AIM OF THE TASK
Present the following entries again, word for word and in full.

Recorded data
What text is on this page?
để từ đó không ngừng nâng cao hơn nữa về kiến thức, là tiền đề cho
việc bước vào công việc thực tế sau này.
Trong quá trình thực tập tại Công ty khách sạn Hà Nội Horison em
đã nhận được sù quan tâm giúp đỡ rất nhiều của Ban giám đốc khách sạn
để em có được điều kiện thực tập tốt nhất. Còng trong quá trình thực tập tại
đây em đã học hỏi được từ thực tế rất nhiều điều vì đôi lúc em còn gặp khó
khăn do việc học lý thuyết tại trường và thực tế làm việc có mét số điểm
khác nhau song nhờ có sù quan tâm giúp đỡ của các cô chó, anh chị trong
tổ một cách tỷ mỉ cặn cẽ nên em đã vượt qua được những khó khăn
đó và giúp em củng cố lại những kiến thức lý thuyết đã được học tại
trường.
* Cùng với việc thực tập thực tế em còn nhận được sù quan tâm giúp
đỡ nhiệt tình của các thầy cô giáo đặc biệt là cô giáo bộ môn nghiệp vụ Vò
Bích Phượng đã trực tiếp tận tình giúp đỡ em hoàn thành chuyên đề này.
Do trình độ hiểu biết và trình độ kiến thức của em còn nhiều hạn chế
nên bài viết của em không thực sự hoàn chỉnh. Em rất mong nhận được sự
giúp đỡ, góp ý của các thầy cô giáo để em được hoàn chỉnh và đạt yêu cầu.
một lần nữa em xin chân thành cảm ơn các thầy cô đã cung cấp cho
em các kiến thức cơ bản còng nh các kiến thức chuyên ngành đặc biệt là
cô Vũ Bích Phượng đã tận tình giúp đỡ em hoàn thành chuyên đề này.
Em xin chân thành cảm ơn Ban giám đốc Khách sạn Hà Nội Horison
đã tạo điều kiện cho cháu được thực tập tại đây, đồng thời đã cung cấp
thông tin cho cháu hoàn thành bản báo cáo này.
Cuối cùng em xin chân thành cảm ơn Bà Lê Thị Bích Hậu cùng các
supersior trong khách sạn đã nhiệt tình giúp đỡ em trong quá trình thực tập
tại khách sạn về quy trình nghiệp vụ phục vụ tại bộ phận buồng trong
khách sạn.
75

WRITTEN ANSWER
What text is on this page?
để từ đó không ngừng nâng cao hơn nữa về kiến thức, là tiền đề cho
việc bước vào công việc thực tế sau này.
Trong quá trình thực tập tại Công ty khách sạn Hà Nội Horison em
đã nhận được sù quan tâm giúp đỡ rất nhiều của Ban giám đốc khách sạn
để em có được điều kiện thực tập tốt nhất. Còng trong quá trình thực tập tại
đây em đã học hỏi được từ thực tế rất nhiều điều vì đôi lúc em còn gặp khó
khăn do việc học lý thuyết tại trường và thực tế làm việc có mét số điểm
khác nhau song nhờ có sù quan tâm giúp đỡ của các cô chó, anh chị trong
tổ một cách tỷ mỉ cặn cẽ nên em đã vượt qua được những khó khăn
đó và giúp em củng cố lại những kiến thức lý thuyết đã được học tại
trường.
* Cùng với việc thực tập thực tế em còn nhận được sù quan tâm giúp
đỡ nhiệt tình của các thầy cô giáo đặc biệt là cô giáo bộ môn nghiệp vụ Vò
Bích Phượng đã trực tiếp tận tình giúp đỡ em hoàn thành chuyên đề này.
Do trình độ hiểu biết và trình độ kiến thức của em còn nhiều hạn chế
nên bài viết của em không thực sự hoàn chỉnh. Em rất mong nhận được sự
giúp đỡ, góp ý của các thầy cô giáo để em được hoàn chỉnh và đạt yêu cầu.
một lần nữa em xin chân thành cảm ơn các thầy cô đã cung cấp cho
em các kiến thức cơ bản còng nh các kiến thức chuyên ngành đặc biệt là
cô Vũ Bích Phượng đã tận tình giúp đỡ em hoàn thành chuyên đề này.
Em xin chân thành cảm ơn Ban giám đốc Khách sạn Hà Nội Horison
đã tạo điều kiện cho cháu được thực tập tại đây, đồng thời đã cung cấp
thông tin cho cháu hoàn thành bản báo cáo này.
Cuối cùng em xin chân thành cảm ơn Bà Lê Thị Bích Hậu cùng các
supersior trong khách sạn đã nhiệt tình giúp đỡ em trong quá trình thực tập
tại khách sạn về quy trình nghiệp vụ phục vụ tại bộ phận buồng trong
khách sạn.
75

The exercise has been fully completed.